● Task objective
Collect every line in the records below that contains the word "пункт".

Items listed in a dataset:
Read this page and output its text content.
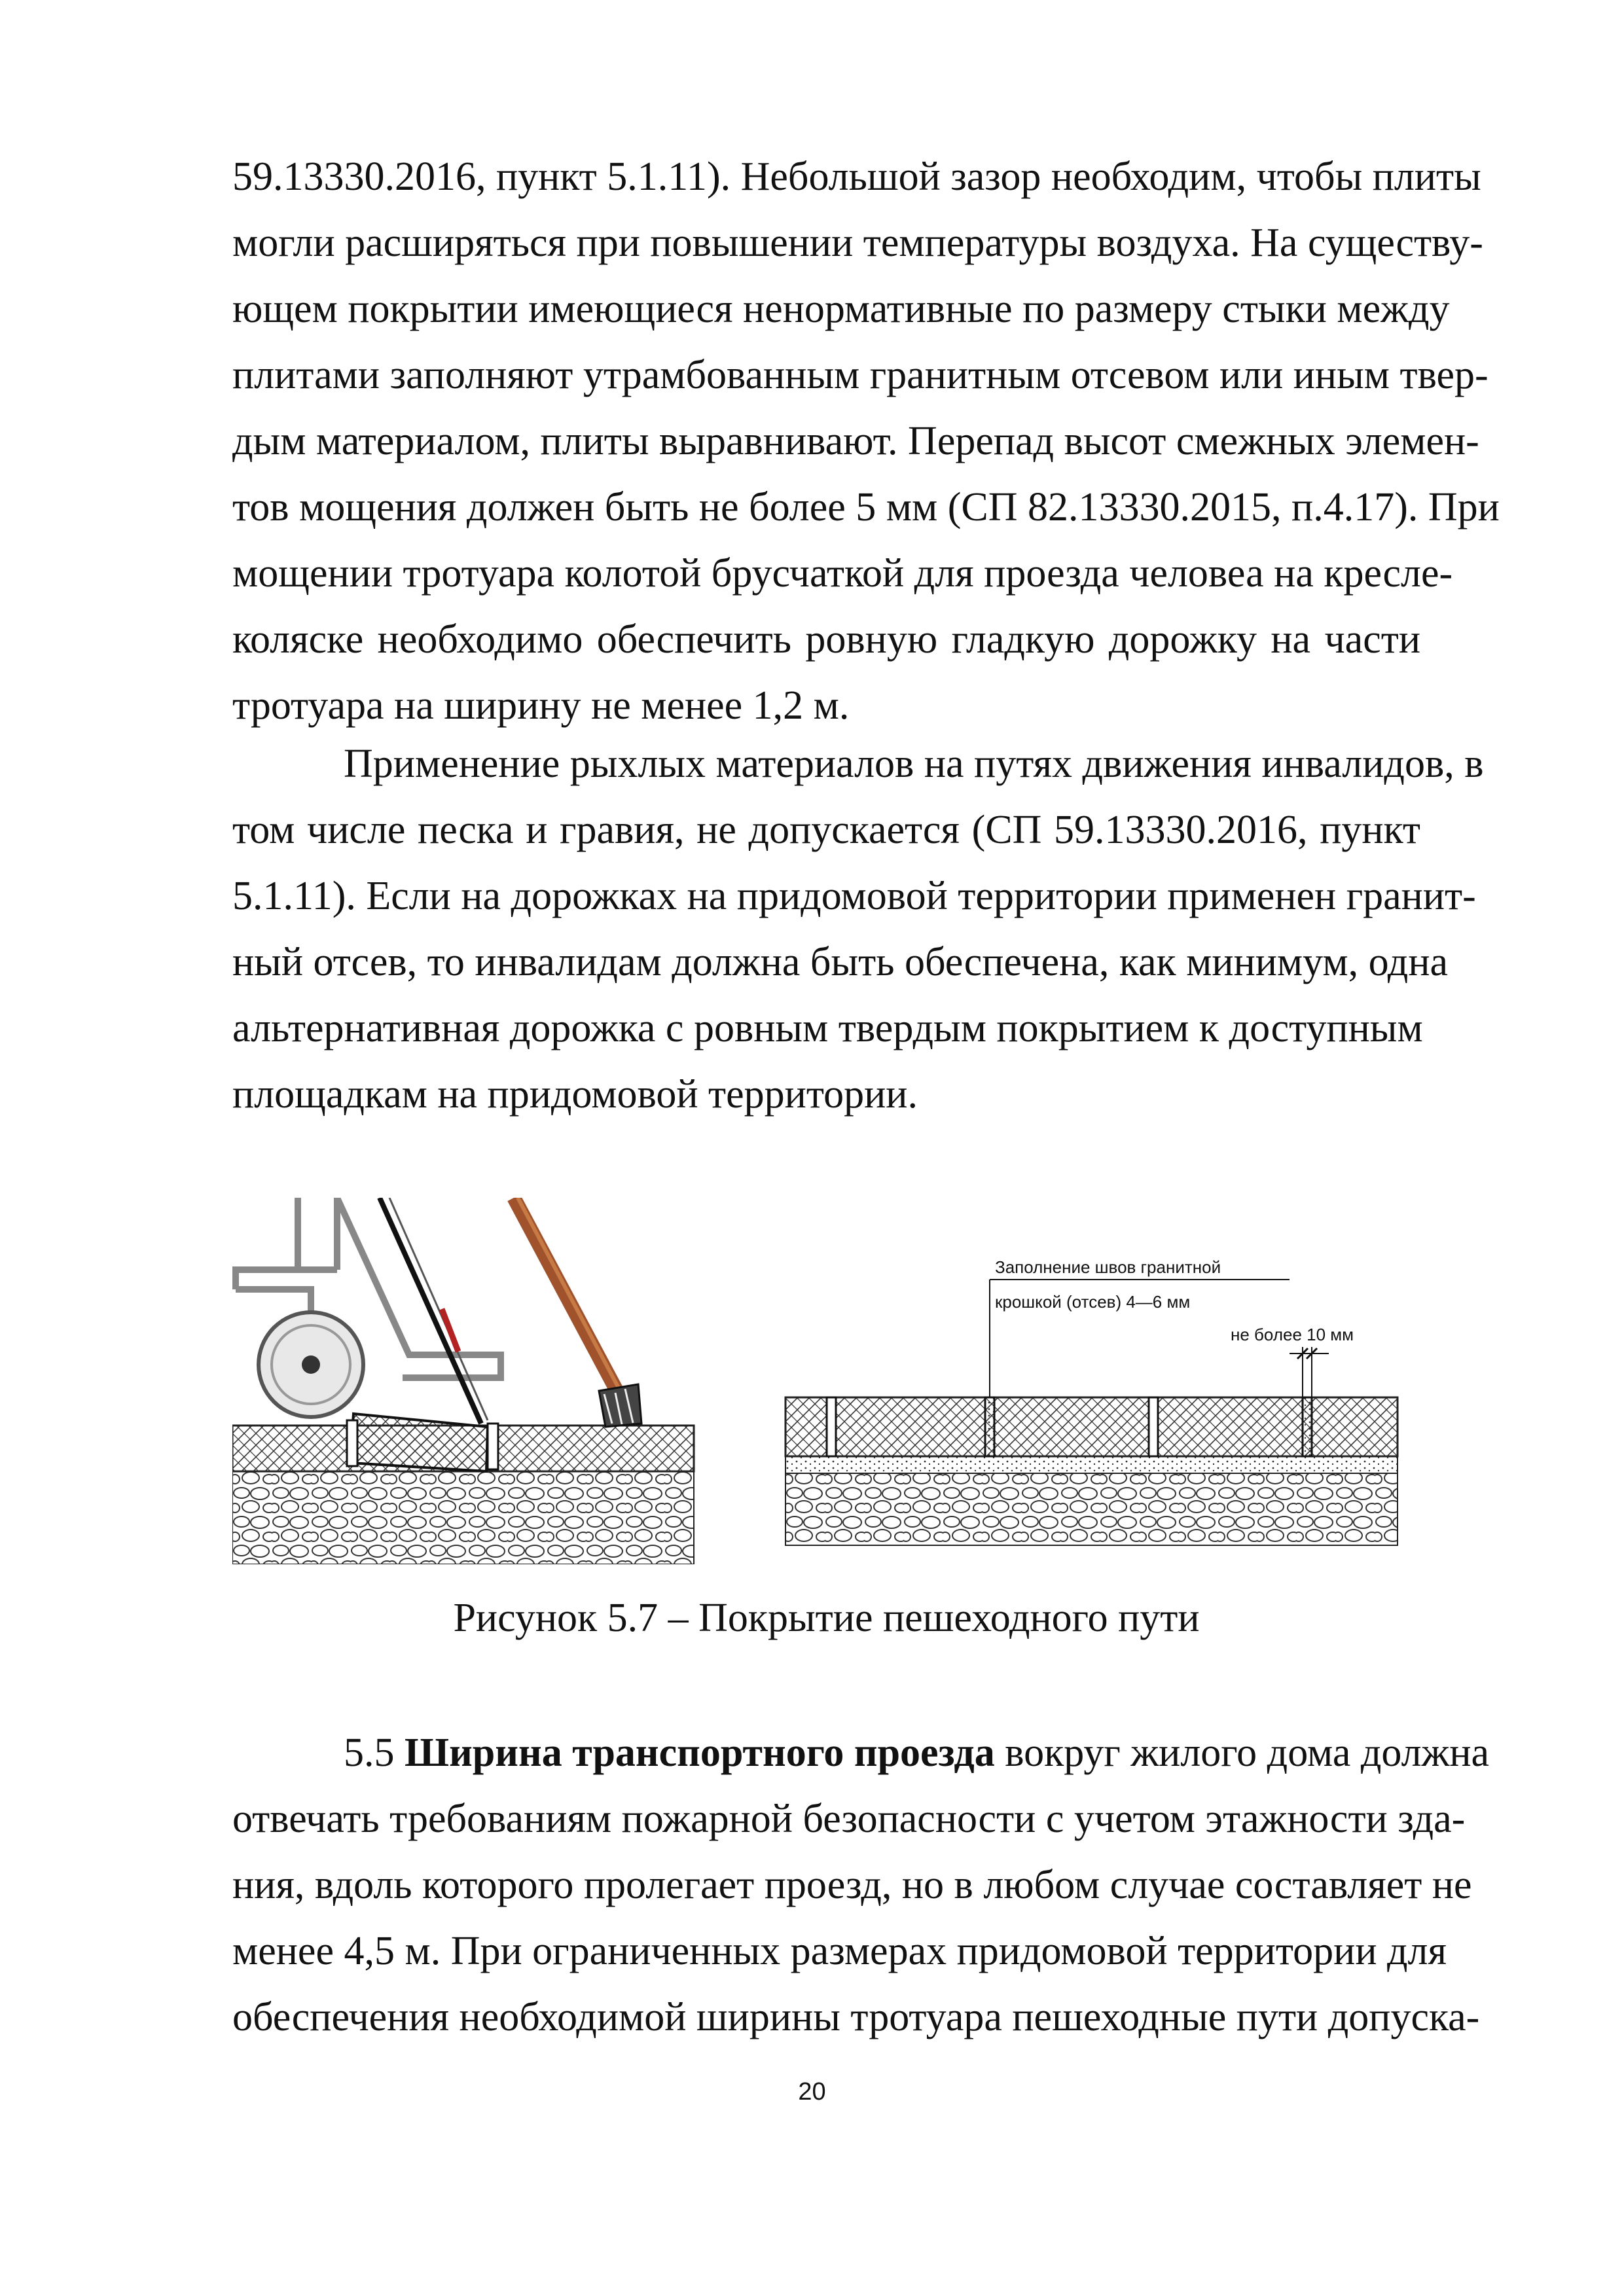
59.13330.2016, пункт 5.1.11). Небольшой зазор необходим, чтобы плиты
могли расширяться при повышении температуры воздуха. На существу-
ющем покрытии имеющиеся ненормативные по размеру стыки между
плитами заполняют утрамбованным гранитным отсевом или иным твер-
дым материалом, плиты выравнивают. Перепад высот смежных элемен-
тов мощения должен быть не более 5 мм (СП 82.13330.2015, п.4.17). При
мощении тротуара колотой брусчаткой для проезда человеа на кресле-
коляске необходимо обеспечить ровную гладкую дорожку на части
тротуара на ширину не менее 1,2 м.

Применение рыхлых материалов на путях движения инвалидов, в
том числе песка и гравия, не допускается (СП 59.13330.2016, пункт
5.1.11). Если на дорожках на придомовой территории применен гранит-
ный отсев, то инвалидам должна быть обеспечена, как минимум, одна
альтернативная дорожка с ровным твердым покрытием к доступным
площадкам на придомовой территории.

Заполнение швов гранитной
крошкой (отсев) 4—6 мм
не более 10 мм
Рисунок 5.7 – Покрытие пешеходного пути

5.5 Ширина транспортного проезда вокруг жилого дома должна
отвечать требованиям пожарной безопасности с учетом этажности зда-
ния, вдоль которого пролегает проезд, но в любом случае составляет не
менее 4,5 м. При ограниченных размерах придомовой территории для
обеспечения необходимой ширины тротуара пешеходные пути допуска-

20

* * *

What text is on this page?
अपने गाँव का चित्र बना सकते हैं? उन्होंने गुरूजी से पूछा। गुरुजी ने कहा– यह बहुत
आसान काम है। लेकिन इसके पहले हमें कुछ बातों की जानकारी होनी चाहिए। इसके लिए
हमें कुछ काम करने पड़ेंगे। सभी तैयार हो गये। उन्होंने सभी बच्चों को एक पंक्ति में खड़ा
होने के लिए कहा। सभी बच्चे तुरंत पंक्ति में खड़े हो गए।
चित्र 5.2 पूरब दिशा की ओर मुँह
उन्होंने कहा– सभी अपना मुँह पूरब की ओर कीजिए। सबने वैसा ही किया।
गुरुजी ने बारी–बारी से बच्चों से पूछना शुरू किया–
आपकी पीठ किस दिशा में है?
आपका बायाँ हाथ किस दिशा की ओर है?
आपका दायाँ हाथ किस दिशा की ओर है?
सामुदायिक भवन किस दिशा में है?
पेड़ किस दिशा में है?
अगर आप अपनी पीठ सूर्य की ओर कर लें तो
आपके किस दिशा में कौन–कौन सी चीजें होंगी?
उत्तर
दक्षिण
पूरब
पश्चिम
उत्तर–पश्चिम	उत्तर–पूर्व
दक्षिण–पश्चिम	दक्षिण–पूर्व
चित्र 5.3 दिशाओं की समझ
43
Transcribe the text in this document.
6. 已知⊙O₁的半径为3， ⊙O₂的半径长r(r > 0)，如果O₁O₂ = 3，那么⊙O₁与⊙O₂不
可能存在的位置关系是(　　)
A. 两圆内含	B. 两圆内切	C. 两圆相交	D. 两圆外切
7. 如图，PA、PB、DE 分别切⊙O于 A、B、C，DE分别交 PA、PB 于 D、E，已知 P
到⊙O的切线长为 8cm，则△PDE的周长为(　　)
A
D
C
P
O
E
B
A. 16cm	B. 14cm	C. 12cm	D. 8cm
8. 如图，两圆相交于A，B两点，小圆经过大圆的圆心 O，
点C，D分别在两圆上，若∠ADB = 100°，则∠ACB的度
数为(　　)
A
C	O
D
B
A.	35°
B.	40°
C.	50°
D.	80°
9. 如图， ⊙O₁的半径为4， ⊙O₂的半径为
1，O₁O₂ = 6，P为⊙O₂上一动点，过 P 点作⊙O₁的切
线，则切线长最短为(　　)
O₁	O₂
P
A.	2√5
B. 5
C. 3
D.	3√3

● Result
59.13330.2016, пункт 5.1.11). Небольшой зазор необходим, чтобы плиты
том числе песка и гравия, не допускается (СП 59.13330.2016, пункт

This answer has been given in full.